* [WRITTEN INSTRUCTION]: Identify all lines of the data containing the string "frame" and copy them.

* [DATASET RECORDS]:
....
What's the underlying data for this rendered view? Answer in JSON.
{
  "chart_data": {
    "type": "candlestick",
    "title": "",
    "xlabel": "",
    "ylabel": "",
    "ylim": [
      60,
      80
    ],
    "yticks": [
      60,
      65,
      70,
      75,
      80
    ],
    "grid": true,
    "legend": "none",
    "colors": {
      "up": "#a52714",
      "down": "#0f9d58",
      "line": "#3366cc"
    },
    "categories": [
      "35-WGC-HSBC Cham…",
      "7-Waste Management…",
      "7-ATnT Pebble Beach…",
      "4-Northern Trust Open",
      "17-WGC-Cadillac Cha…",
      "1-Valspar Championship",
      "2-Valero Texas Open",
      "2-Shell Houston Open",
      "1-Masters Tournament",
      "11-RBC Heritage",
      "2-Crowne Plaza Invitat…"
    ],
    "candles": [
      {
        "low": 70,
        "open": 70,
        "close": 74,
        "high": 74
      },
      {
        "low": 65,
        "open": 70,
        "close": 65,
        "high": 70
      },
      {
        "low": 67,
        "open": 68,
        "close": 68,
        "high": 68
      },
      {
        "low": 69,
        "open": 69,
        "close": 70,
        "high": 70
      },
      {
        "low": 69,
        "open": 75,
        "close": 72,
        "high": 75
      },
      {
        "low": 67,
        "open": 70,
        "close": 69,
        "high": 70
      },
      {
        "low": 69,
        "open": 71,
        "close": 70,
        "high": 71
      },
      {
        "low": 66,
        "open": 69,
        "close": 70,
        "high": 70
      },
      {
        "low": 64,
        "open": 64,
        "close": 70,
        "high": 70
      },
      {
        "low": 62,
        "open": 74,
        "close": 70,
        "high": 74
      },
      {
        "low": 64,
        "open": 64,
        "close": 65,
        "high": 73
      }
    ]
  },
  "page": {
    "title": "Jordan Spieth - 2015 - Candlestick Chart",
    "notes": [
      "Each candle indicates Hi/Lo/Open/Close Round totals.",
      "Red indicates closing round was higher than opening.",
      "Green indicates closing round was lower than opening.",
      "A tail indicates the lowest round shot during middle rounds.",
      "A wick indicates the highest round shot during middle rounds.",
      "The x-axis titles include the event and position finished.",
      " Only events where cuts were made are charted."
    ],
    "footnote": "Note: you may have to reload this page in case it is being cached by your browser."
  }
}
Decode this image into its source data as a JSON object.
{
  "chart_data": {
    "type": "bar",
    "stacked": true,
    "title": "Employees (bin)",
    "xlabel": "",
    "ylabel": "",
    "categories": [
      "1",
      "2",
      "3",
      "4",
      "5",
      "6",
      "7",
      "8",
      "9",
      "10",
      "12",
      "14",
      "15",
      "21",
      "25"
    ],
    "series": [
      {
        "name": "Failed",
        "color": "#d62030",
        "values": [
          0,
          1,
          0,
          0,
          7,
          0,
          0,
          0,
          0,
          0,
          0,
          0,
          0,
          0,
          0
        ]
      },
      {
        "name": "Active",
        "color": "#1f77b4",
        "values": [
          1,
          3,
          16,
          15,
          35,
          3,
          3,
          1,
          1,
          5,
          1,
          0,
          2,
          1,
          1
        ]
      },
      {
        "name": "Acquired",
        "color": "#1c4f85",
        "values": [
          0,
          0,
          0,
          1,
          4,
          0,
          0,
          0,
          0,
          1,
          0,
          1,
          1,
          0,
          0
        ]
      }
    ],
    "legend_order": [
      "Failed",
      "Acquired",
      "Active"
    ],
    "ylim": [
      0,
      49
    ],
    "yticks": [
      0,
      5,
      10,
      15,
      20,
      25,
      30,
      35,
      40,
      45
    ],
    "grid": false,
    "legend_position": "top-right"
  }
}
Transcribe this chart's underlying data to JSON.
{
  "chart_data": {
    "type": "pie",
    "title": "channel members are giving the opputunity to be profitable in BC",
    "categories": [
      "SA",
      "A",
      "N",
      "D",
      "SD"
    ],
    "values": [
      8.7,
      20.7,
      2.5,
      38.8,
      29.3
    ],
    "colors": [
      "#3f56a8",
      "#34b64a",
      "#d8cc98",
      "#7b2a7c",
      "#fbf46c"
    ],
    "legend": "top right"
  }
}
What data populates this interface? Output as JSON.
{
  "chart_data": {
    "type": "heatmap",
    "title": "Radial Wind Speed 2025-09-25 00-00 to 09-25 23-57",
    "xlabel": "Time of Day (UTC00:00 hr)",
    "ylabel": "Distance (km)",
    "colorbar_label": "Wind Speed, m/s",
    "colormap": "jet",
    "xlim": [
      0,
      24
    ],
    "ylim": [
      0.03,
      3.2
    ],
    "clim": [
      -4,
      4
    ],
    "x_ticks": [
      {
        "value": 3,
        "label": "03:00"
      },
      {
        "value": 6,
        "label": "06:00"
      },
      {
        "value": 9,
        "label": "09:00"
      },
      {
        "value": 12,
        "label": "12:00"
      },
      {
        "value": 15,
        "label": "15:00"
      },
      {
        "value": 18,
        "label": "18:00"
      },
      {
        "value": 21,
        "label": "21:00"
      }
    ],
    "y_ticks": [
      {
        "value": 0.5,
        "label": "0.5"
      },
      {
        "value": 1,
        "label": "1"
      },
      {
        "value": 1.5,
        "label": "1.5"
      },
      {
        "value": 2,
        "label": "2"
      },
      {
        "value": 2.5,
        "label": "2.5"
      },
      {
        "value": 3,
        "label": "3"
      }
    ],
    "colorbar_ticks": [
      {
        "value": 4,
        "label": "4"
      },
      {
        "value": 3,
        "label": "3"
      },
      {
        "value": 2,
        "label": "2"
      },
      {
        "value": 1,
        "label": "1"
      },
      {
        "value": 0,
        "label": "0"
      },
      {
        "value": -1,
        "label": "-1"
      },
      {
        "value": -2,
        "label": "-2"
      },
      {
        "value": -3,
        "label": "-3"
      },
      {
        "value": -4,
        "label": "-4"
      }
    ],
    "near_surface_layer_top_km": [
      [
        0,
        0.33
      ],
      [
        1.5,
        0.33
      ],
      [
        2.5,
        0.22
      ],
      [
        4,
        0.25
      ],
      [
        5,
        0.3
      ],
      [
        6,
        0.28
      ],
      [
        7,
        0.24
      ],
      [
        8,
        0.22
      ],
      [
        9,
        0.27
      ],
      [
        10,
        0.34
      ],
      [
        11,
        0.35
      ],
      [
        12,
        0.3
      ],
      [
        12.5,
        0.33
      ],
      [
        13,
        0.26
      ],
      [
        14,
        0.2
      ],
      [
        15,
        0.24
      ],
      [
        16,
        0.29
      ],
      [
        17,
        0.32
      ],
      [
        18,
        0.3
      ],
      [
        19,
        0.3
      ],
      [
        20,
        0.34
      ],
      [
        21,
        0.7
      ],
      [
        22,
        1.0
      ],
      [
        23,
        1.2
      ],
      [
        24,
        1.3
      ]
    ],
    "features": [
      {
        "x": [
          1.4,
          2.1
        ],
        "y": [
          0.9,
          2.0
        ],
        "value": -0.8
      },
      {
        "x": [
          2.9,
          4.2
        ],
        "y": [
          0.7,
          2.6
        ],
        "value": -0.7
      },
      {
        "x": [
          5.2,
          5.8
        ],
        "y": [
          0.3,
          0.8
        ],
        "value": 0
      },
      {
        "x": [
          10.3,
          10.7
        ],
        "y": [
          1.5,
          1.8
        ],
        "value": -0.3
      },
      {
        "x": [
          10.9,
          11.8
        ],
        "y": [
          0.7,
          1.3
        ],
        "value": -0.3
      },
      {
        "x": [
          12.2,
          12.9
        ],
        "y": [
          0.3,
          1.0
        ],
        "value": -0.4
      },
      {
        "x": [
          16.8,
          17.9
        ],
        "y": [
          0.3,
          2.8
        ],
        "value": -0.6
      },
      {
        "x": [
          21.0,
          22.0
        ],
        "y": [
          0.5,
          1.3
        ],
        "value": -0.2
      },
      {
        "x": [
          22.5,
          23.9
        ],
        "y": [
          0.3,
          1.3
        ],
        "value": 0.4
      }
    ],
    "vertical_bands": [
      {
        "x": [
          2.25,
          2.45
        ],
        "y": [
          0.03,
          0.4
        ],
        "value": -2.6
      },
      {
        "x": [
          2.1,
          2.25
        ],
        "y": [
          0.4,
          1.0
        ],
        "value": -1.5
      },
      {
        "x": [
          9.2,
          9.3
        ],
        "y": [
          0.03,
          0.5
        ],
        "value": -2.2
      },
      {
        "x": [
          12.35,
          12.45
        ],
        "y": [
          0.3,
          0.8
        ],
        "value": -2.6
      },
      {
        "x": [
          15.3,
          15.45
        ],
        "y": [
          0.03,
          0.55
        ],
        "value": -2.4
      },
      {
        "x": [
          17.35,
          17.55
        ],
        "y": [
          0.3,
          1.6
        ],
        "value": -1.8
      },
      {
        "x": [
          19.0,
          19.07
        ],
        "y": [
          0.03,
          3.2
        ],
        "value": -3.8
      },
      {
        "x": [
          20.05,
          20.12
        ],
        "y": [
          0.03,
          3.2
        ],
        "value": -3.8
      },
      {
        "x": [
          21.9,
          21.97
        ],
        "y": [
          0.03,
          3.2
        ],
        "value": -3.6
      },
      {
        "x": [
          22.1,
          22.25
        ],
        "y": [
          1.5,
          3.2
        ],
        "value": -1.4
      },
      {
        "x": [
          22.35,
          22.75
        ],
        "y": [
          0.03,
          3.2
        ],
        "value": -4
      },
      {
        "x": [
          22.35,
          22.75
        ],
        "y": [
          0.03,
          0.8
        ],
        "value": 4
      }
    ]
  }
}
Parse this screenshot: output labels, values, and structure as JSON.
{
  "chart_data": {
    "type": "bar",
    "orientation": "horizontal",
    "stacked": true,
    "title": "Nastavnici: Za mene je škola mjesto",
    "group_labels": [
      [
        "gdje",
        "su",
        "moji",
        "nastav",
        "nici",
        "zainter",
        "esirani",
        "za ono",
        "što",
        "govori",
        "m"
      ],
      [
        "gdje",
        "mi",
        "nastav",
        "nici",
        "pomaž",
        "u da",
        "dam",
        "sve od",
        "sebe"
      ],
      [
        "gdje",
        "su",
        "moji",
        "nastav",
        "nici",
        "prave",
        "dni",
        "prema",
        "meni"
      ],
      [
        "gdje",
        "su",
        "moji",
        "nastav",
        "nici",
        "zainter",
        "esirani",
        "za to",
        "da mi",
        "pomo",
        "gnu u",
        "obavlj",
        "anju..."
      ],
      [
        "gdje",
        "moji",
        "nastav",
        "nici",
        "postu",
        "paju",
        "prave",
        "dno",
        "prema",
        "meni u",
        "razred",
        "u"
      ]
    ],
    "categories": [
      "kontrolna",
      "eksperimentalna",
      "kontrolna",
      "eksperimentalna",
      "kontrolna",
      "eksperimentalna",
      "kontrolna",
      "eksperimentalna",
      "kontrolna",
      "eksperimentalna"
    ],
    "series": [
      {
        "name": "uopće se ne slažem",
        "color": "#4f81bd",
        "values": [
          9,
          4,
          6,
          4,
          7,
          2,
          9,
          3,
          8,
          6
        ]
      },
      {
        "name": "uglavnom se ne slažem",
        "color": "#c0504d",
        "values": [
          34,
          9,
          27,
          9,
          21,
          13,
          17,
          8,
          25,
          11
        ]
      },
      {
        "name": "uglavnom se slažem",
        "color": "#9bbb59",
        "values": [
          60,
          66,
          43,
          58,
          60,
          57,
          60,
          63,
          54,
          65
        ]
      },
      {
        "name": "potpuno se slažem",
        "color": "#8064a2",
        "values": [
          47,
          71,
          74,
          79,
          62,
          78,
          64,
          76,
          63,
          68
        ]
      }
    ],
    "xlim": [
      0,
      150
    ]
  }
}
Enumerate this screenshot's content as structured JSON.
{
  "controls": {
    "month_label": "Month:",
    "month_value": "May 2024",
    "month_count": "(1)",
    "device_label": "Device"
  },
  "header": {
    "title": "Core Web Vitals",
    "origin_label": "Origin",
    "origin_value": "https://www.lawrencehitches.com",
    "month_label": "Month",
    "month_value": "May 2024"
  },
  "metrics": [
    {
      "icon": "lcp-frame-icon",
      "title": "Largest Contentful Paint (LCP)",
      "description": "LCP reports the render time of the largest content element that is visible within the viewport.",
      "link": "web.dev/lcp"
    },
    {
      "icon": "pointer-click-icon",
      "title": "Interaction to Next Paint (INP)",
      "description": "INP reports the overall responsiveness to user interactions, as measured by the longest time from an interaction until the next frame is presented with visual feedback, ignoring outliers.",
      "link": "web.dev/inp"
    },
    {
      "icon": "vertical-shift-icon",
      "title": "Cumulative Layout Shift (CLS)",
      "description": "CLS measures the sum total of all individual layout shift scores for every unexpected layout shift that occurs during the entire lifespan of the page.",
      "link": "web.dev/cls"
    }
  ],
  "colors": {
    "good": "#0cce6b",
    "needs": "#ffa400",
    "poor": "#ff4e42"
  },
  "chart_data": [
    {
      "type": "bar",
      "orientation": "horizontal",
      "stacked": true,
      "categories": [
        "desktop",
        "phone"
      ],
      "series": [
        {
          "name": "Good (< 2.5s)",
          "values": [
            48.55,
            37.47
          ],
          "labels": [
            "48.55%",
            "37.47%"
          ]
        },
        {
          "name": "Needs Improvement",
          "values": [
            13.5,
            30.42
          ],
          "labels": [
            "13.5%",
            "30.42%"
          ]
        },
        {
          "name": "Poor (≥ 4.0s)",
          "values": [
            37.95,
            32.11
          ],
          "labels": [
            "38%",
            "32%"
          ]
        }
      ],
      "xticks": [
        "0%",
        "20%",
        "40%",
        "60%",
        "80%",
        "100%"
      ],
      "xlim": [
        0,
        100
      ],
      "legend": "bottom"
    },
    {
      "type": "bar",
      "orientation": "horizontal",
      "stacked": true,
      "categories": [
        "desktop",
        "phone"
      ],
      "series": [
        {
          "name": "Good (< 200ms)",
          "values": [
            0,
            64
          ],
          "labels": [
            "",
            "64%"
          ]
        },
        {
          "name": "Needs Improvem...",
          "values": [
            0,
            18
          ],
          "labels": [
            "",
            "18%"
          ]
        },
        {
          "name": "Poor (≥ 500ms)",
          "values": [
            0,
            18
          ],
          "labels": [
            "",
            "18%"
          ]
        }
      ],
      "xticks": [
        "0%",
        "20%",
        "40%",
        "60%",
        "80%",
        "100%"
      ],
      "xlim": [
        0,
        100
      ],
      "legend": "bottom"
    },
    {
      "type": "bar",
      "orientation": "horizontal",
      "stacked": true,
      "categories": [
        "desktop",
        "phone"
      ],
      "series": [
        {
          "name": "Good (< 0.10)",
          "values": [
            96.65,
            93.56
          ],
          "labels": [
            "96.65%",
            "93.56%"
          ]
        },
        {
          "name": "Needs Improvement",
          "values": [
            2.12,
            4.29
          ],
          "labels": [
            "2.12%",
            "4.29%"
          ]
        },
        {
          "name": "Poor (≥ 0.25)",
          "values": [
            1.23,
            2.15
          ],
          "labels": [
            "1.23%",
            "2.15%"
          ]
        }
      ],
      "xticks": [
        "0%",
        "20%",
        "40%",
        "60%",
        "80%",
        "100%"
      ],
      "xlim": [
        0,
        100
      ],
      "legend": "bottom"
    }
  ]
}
....
* [RESULT OF THE TASK]:
      "icon": "lcp-frame-icon",
      "description": "INP reports the overall responsiveness to user interactions, as measured by the longest time from an interaction until the next frame is presented with visual feedback, ignoring outliers.",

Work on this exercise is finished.